**PROBLEM TO SOLVE**
Report the number of lines that hold the string "Cotton". Leave out any other text.

**INPUT RECORDS**
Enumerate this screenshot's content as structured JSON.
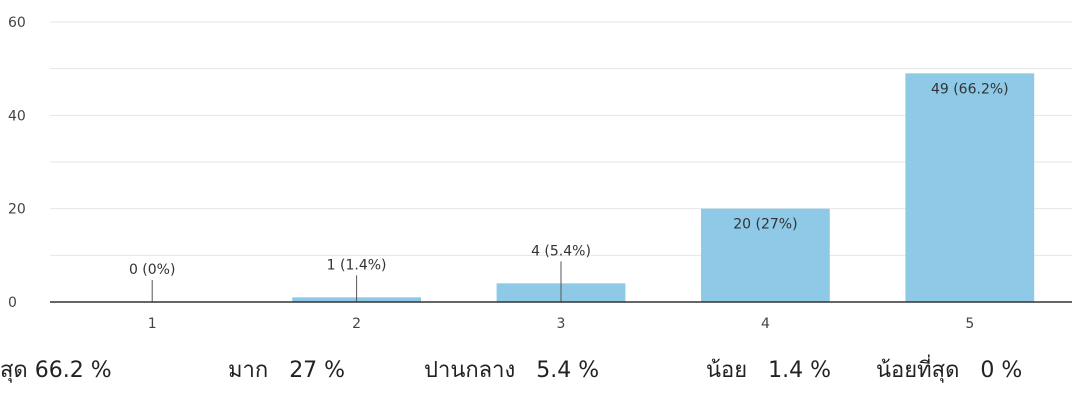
{
  "chart_data": {
    "type": "bar",
    "categories": [
      "1",
      "2",
      "3",
      "4",
      "5"
    ],
    "values": [
      0,
      1,
      4,
      20,
      49
    ],
    "data_labels": [
      "0 (0%)",
      "1 (1.4%)",
      "4 (5.4%)",
      "20 (27%)",
      "49 (66.2%)"
    ],
    "ylim": [
      0,
      60
    ],
    "yticks": [
      "0",
      "20",
      "40",
      "60"
    ],
    "yticks_values": [
      0,
      20,
      40,
      60
    ],
    "grid": true,
    "bar_color": "#8ecae8",
    "grid_color": "#e6e6e6",
    "axis_color": "#333333",
    "title": "",
    "xlabel": "",
    "ylabel": ""
  },
  "summary": {
    "items": [
      {
        "label": "สุด",
        "value": "66.2 %"
      },
      {
        "label": "มาก",
        "value": "27 %"
      },
      {
        "label": "ปานกลาง",
        "value": "5.4 %"
      },
      {
        "label": "น้อย",
        "value": "1.4 %"
      },
      {
        "label": "น้อยที่สุด",
        "value": "0 %"
      }
    ]
  }
}
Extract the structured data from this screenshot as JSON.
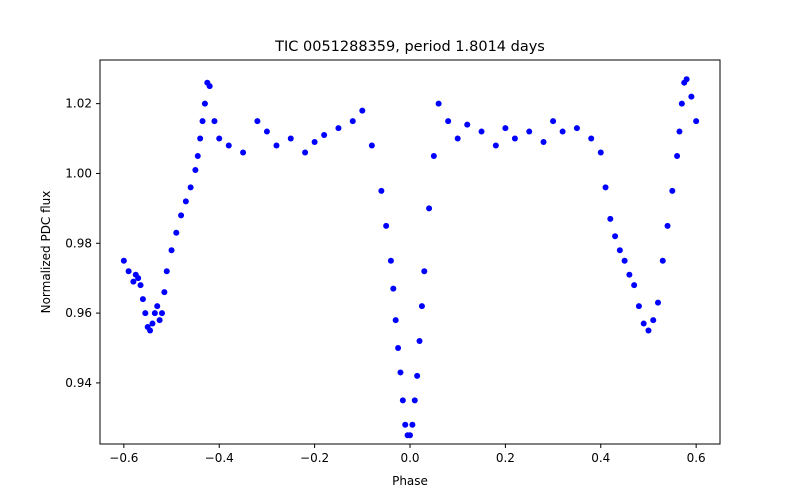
{
  "chart_data": {
    "type": "scatter",
    "title": "TIC 0051288359, period 1.8014 days",
    "xlabel": "Phase",
    "ylabel": "Normalized PDC flux",
    "xlim": [
      -0.65,
      0.65
    ],
    "ylim": [
      0.9225,
      1.0325
    ],
    "xticks": [
      -0.6,
      -0.4,
      -0.2,
      0.0,
      0.2,
      0.4,
      0.6
    ],
    "xtick_labels": [
      "−0.6",
      "−0.4",
      "−0.2",
      "0.0",
      "0.2",
      "0.4",
      "0.6"
    ],
    "yticks": [
      0.94,
      0.96,
      0.98,
      1.0,
      1.02
    ],
    "ytick_labels": [
      "0.94",
      "0.96",
      "0.98",
      "1.00",
      "1.02"
    ],
    "grid": false,
    "marker_color": "#0000ff",
    "series": [
      {
        "x": [
          -0.6,
          -0.59,
          -0.58,
          -0.575,
          -0.57,
          -0.565,
          -0.56,
          -0.555,
          -0.55,
          -0.545,
          -0.54,
          -0.535,
          -0.53,
          -0.525,
          -0.52,
          -0.515,
          -0.51,
          -0.5,
          -0.49,
          -0.48,
          -0.47,
          -0.46,
          -0.45,
          -0.445,
          -0.44,
          -0.435,
          -0.43,
          -0.425,
          -0.42,
          -0.41,
          -0.4,
          -0.38,
          -0.35,
          -0.32,
          -0.3,
          -0.28,
          -0.25,
          -0.22,
          -0.2,
          -0.18,
          -0.15,
          -0.12,
          -0.1,
          -0.08,
          -0.06,
          -0.05,
          -0.04,
          -0.035,
          -0.03,
          -0.025,
          -0.02,
          -0.015,
          -0.01,
          -0.005,
          0.0,
          0.005,
          0.01,
          0.015,
          0.02,
          0.025,
          0.03,
          0.04,
          0.05,
          0.06,
          0.08,
          0.1,
          0.12,
          0.15,
          0.18,
          0.2,
          0.22,
          0.25,
          0.28,
          0.3,
          0.32,
          0.35,
          0.38,
          0.4,
          0.41,
          0.42,
          0.43,
          0.44,
          0.45,
          0.46,
          0.47,
          0.48,
          0.49,
          0.5,
          0.51,
          0.52,
          0.53,
          0.54,
          0.55,
          0.56,
          0.565,
          0.57,
          0.575,
          0.58,
          0.59,
          0.6
        ],
        "y": [
          0.975,
          0.972,
          0.969,
          0.971,
          0.97,
          0.968,
          0.964,
          0.96,
          0.956,
          0.955,
          0.957,
          0.96,
          0.962,
          0.958,
          0.96,
          0.966,
          0.972,
          0.978,
          0.983,
          0.988,
          0.992,
          0.996,
          1.001,
          1.005,
          1.01,
          1.015,
          1.02,
          1.026,
          1.025,
          1.015,
          1.01,
          1.008,
          1.006,
          1.015,
          1.012,
          1.008,
          1.01,
          1.006,
          1.009,
          1.011,
          1.013,
          1.015,
          1.018,
          1.008,
          0.995,
          0.985,
          0.975,
          0.967,
          0.958,
          0.95,
          0.943,
          0.935,
          0.928,
          0.925,
          0.925,
          0.928,
          0.935,
          0.942,
          0.952,
          0.962,
          0.972,
          0.99,
          1.005,
          1.02,
          1.015,
          1.01,
          1.014,
          1.012,
          1.008,
          1.013,
          1.01,
          1.012,
          1.009,
          1.015,
          1.012,
          1.013,
          1.01,
          1.006,
          0.996,
          0.987,
          0.982,
          0.978,
          0.975,
          0.971,
          0.968,
          0.962,
          0.957,
          0.955,
          0.958,
          0.963,
          0.975,
          0.985,
          0.995,
          1.005,
          1.012,
          1.02,
          1.026,
          1.027,
          1.022,
          1.015
        ]
      }
    ]
  }
}
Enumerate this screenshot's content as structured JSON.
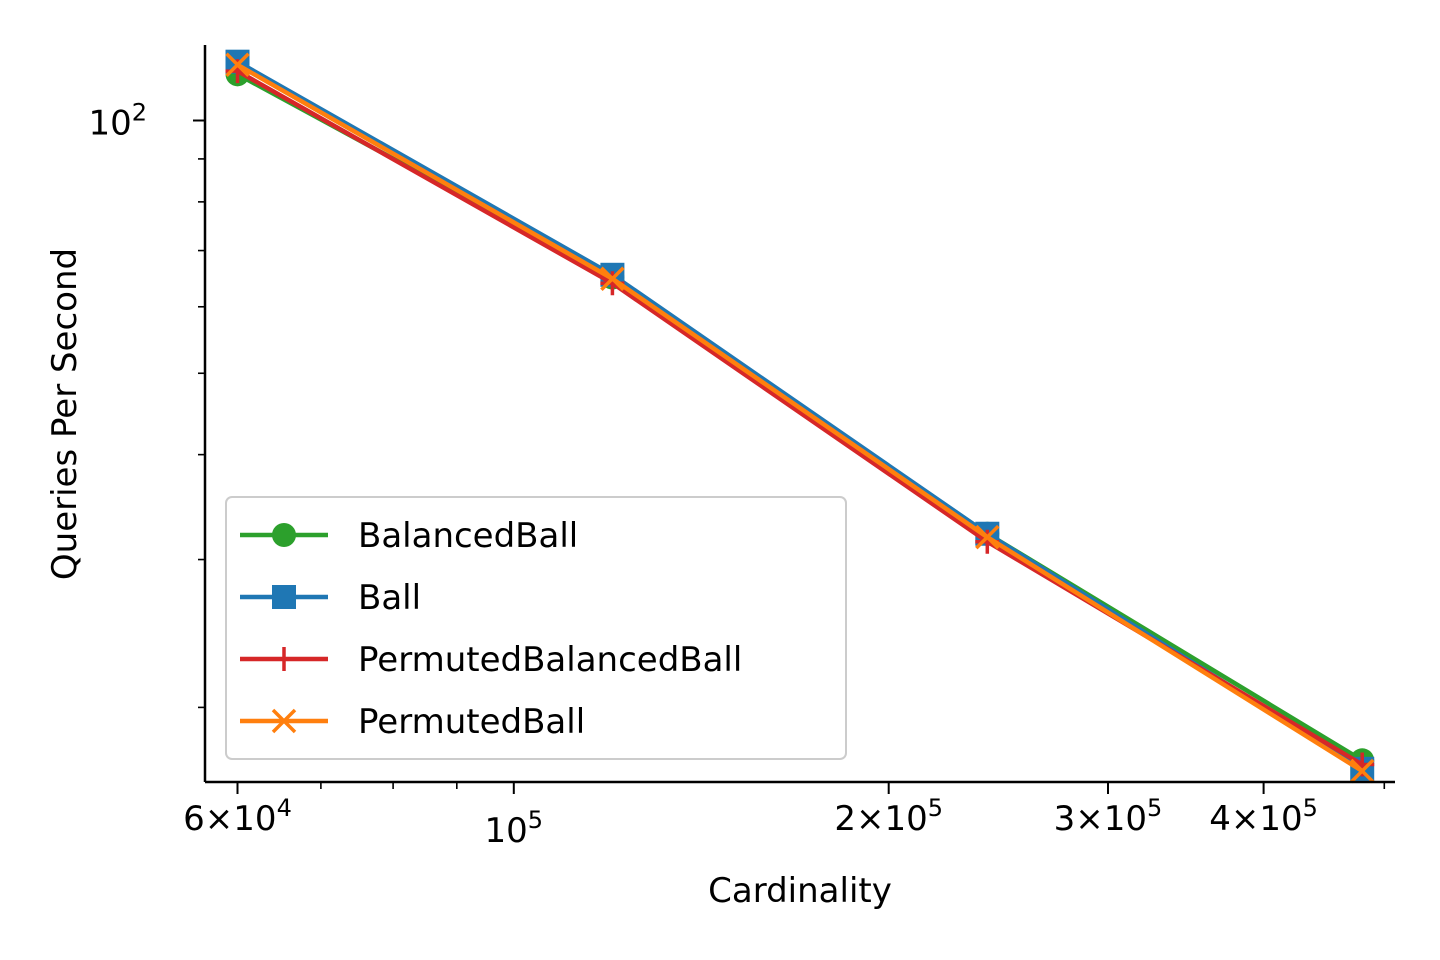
{
  "chart_data": {
    "type": "line",
    "title": "",
    "xlabel": "Cardinality",
    "ylabel": "Queries Per Second",
    "xscale": "log",
    "yscale": "log",
    "xlim": [
      56500,
      510000
    ],
    "ylim": [
      16.3,
      123
    ],
    "x": [
      60000,
      120000,
      240000,
      480000
    ],
    "x_major_ticks": [
      {
        "value": 60000,
        "mantissa": "6",
        "exp": "4",
        "has_mantissa": true
      },
      {
        "value": 100000,
        "mantissa": "",
        "exp": "5",
        "has_mantissa": false
      },
      {
        "value": 200000,
        "mantissa": "2",
        "exp": "5",
        "has_mantissa": true
      },
      {
        "value": 300000,
        "mantissa": "3",
        "exp": "5",
        "has_mantissa": true
      },
      {
        "value": 400000,
        "mantissa": "4",
        "exp": "5",
        "has_mantissa": true
      }
    ],
    "x_minor_ticks": [
      70000,
      80000,
      90000,
      500000
    ],
    "y_major_ticks": [
      {
        "value": 100,
        "base": "10",
        "exp": "2"
      }
    ],
    "y_minor_ticks": [
      20,
      30,
      40,
      50,
      60,
      70,
      80,
      90
    ],
    "grid": false,
    "legend_position": "lower-left",
    "series": [
      {
        "name": "BalancedBall",
        "color": "#2ca02c",
        "marker": "circle",
        "values": [
          113.5,
          65.0,
          32.2,
          17.3
        ]
      },
      {
        "name": "Ball",
        "color": "#1f77b4",
        "marker": "square",
        "values": [
          117.5,
          65.5,
          32.2,
          16.9
        ]
      },
      {
        "name": "PermutedBalancedBall",
        "color": "#d62728",
        "marker": "plus",
        "values": [
          114.5,
          64.0,
          31.5,
          17.1
        ]
      },
      {
        "name": "PermutedBall",
        "color": "#ff7f0e",
        "marker": "x",
        "values": [
          116.5,
          64.8,
          31.9,
          16.8
        ]
      }
    ]
  }
}
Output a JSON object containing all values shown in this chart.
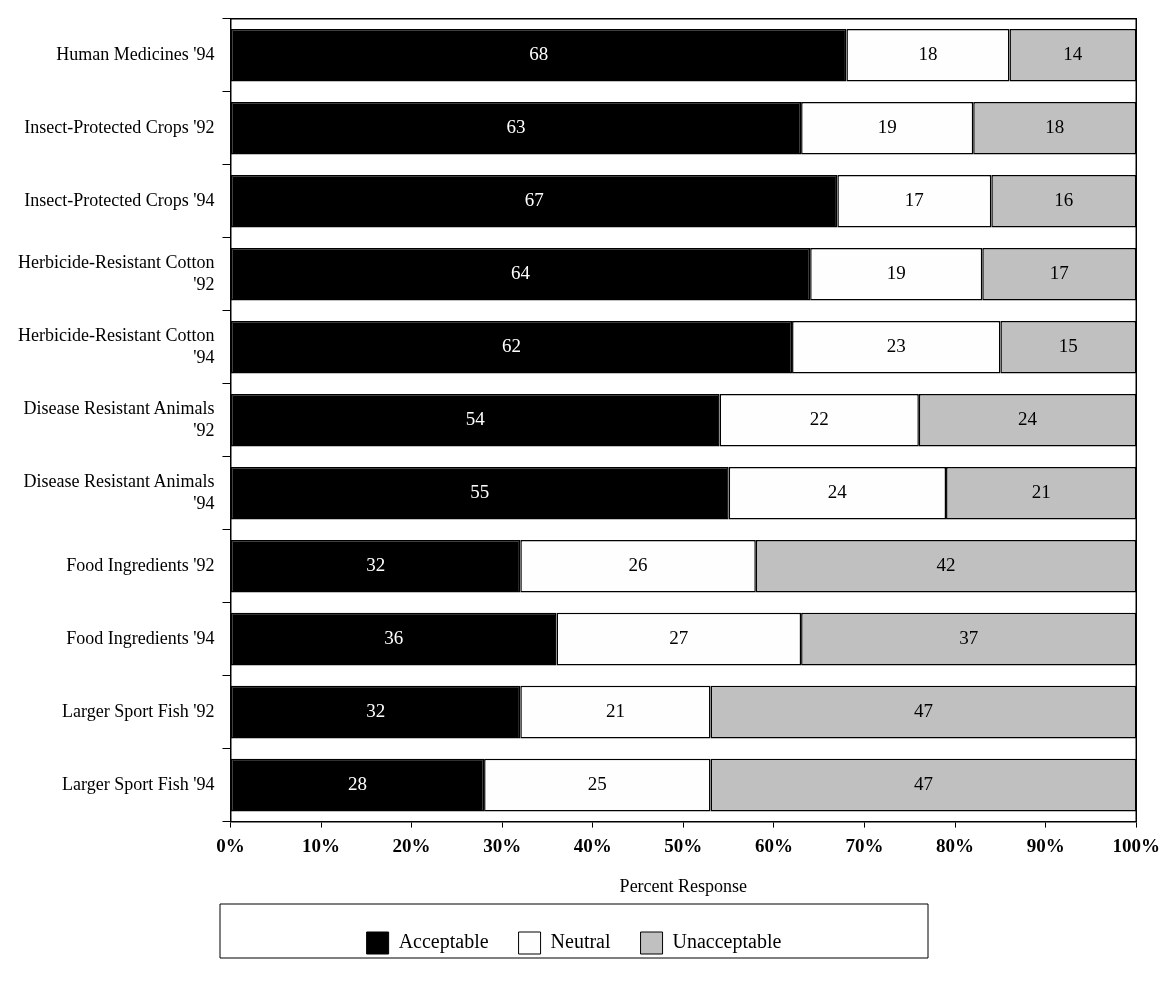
{
  "chart_data": {
    "type": "bar",
    "orientation": "horizontal",
    "stacked": true,
    "xlabel": "Percent Response",
    "categories": [
      "Human Medicines '94",
      "Insect-Protected Crops '92",
      "Insect-Protected Crops '94",
      "Herbicide-Resistant Cotton '92",
      "Herbicide-Resistant Cotton '94",
      "Disease Resistant Animals '92",
      "Disease Resistant Animals '94",
      "Food Ingredients '92",
      "Food Ingredients '94",
      "Larger Sport Fish '92",
      "Larger Sport Fish '94"
    ],
    "series": [
      {
        "name": "Acceptable",
        "color": "#000000",
        "values": [
          68,
          63,
          67,
          64,
          62,
          54,
          55,
          32,
          36,
          32,
          28
        ]
      },
      {
        "name": "Neutral",
        "color": "#fefefe",
        "values": [
          18,
          19,
          17,
          19,
          23,
          22,
          24,
          26,
          27,
          21,
          25
        ]
      },
      {
        "name": "Unacceptable",
        "color": "#c0c0c0",
        "values": [
          14,
          18,
          16,
          17,
          15,
          24,
          21,
          42,
          37,
          47,
          47
        ]
      }
    ],
    "xlim": [
      0,
      100
    ],
    "xticks": [
      {
        "value": 0,
        "label": "0%"
      },
      {
        "value": 10,
        "label": "10%"
      },
      {
        "value": 20,
        "label": "20%"
      },
      {
        "value": 30,
        "label": "30%"
      },
      {
        "value": 40,
        "label": "40%"
      },
      {
        "value": 50,
        "label": "50%"
      },
      {
        "value": 60,
        "label": "60%"
      },
      {
        "value": 70,
        "label": "70%"
      },
      {
        "value": 80,
        "label": "80%"
      },
      {
        "value": 90,
        "label": "90%"
      },
      {
        "value": 100,
        "label": "100%"
      }
    ],
    "data_labels": true,
    "grid": false,
    "legend": "bottom"
  }
}
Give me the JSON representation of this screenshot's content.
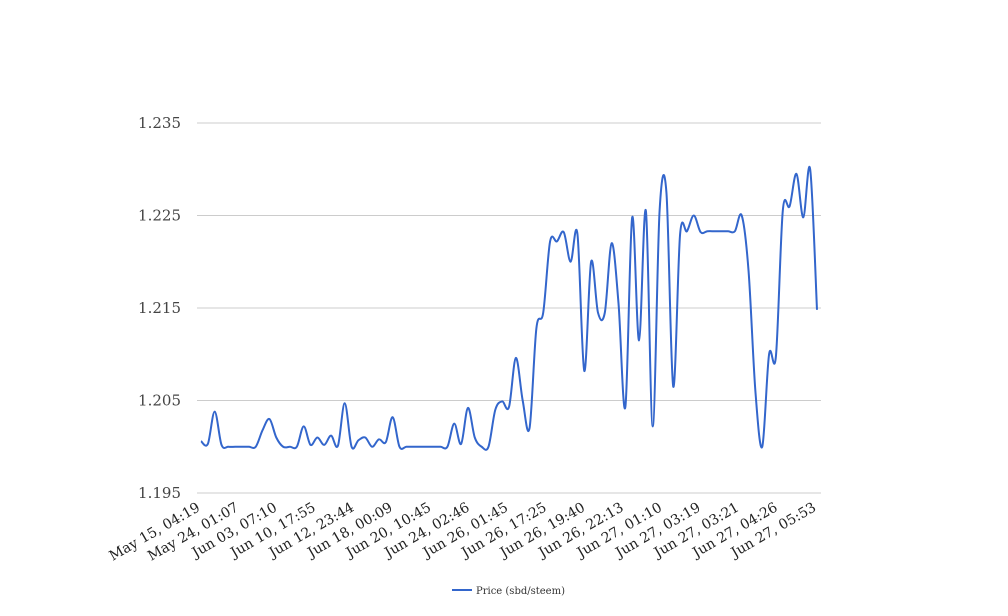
{
  "chart_data": {
    "type": "line",
    "title": "",
    "xlabel": "",
    "ylabel": "",
    "ylim": [
      1.195,
      1.235
    ],
    "yticks": [
      "1.235",
      "1.225",
      "1.215",
      "1.205",
      "1.195"
    ],
    "grid": true,
    "legend_position": "bottom",
    "x_tick_labels": [
      "May 15, 04:19",
      "May 24, 01:07",
      "Jun 03, 07:10",
      "Jun 10, 17:55",
      "Jun 12, 23:44",
      "Jun 18, 00:09",
      "Jun 20, 10:45",
      "Jun 24, 02:46",
      "Jun 26, 01:45",
      "Jun 26, 17:25",
      "Jun 26, 19:40",
      "Jun 26, 22:13",
      "Jun 27, 01:10",
      "Jun 27, 03:19",
      "Jun 27, 03:21",
      "Jun 27, 04:26",
      "Jun 27, 05:53"
    ],
    "series": [
      {
        "name": "Price (sbd/steem)",
        "color": "#3366cc",
        "values": [
          1.2006,
          1.2003,
          1.2038,
          1.2002,
          1.2,
          1.2,
          1.2,
          1.2,
          1.2,
          1.2018,
          1.203,
          1.201,
          1.2,
          1.2,
          1.2,
          1.2022,
          1.2002,
          1.201,
          1.2002,
          1.2012,
          1.2001,
          1.2047,
          1.2,
          1.2007,
          1.201,
          1.2,
          1.2008,
          1.2005,
          1.2032,
          1.2,
          1.2,
          1.2,
          1.2,
          1.2,
          1.2,
          1.2,
          1.2,
          1.2025,
          1.2003,
          1.2042,
          1.201,
          1.2,
          1.2,
          1.204,
          1.2049,
          1.2043,
          1.2096,
          1.205,
          1.202,
          1.2128,
          1.2145,
          1.2222,
          1.2222,
          1.2232,
          1.22,
          1.223,
          1.2082,
          1.22,
          1.2145,
          1.2145,
          1.222,
          1.2155,
          1.2043,
          1.2248,
          1.2115,
          1.2255,
          1.2022,
          1.2255,
          1.2275,
          1.2065,
          1.223,
          1.2233,
          1.225,
          1.2232,
          1.2233,
          1.2233,
          1.2233,
          1.2233,
          1.2233,
          1.225,
          1.219,
          1.206,
          1.2,
          1.21,
          1.2098,
          1.2255,
          1.226,
          1.2295,
          1.2248,
          1.23,
          1.2148
        ]
      }
    ]
  }
}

**COMPLETED EXERCISE**
2